Please print the full listing exactly.

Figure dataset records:
========

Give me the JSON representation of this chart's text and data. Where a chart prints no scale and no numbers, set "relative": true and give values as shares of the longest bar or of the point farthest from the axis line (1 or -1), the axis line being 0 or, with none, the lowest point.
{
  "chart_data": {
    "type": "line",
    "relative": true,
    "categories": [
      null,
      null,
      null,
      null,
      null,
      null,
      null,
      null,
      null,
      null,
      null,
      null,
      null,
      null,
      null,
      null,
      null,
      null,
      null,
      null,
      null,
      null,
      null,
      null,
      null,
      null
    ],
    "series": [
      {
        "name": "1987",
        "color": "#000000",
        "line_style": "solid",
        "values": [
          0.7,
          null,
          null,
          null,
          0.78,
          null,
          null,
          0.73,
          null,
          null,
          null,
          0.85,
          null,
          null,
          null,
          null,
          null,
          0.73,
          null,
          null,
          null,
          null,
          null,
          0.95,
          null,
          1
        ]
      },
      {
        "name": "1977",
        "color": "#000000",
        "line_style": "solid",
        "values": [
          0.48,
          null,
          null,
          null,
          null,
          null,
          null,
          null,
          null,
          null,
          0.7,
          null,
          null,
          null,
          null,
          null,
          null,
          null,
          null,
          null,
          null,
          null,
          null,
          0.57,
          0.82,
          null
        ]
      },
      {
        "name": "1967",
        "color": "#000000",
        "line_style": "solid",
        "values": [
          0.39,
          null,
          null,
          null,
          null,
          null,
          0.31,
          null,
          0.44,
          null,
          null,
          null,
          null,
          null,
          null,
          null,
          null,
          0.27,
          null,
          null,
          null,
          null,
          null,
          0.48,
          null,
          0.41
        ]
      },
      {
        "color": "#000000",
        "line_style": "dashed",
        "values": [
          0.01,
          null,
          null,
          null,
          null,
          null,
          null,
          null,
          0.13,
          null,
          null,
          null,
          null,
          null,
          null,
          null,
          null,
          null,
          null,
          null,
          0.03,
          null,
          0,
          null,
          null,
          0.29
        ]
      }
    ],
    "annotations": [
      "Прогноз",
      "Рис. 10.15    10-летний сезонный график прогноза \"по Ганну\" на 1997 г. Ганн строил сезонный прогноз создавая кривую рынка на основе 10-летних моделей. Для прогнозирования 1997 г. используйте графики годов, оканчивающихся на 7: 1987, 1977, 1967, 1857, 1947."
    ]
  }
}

========

• Solution for this task:
Give me the JSON representation of this chart's text and data. Where a chart prints no scale and no numbers, set "relative": true and give values as shares of the longest bar or of the point farthest from the axis line (1 or -1), the axis line being 0 or, with none, the lowest point.
{
  "chart_data": {
    "type": "line",
    "relative": true,
    "categories": [
      null,
      null,
      null,
      null,
      null,
      null,
      null,
      null,
      null,
      null,
      null,
      null,
      null,
      null,
      null,
      null,
      null,
      null,
      null,
      null,
      null,
      null,
      null,
      null,
      null,
      null
    ],
    "series": [
      {
        "name": "1987",
        "color": "#000000",
        "line_style": "solid",
        "values": [
          0.7,
          null,
          null,
          null,
          0.78,
          null,
          null,
          0.73,
          null,
          null,
          null,
          0.85,
          null,
          null,
          null,
          null,
          null,
          0.73,
          null,
          null,
          null,
          null,
          null,
          0.95,
          null,
          1
        ]
      },
      {
        "name": "1977",
        "color": "#000000",
        "line_style": "solid",
        "values": [
          0.48,
          null,
          null,
          null,
          null,
          null,
          null,
          null,
          null,
          null,
          0.7,
          null,
          null,
          null,
          null,
          null,
          null,
          null,
          null,
          null,
          null,
          null,
          null,
          0.57,
          0.82,
          null
        ]
      },
      {
        "name": "1967",
        "color": "#000000",
        "line_style": "solid",
        "values": [
          0.39,
          null,
          null,
          null,
          null,
          null,
          0.31,
          null,
          0.44,
          null,
          null,
          null,
          null,
          null,
          null,
          null,
          null,
          0.27,
          null,
          null,
          null,
          null,
          null,
          0.48,
          null,
          0.41
        ]
      },
      {
        "color": "#000000",
        "line_style": "dashed",
        "values": [
          0.01,
          null,
          null,
          null,
          null,
          null,
          null,
          null,
          0.13,
          null,
          null,
          null,
          null,
          null,
          null,
          null,
          null,
          null,
          null,
          null,
          0.03,
          null,
          0,
          null,
          null,
          0.29
        ]
      }
    ],
    "annotations": [
      "Прогноз",
      "Рис. 10.15    10-летний сезонный график прогноза \"по Ганну\" на 1997 г. Ганн строил сезонный прогноз создавая кривую рынка на основе 10-летних моделей. Для прогнозирования 1997 г. используйте графики годов, оканчивающихся на 7: 1987, 1977, 1967, 1857, 1947."
    ]
  }
}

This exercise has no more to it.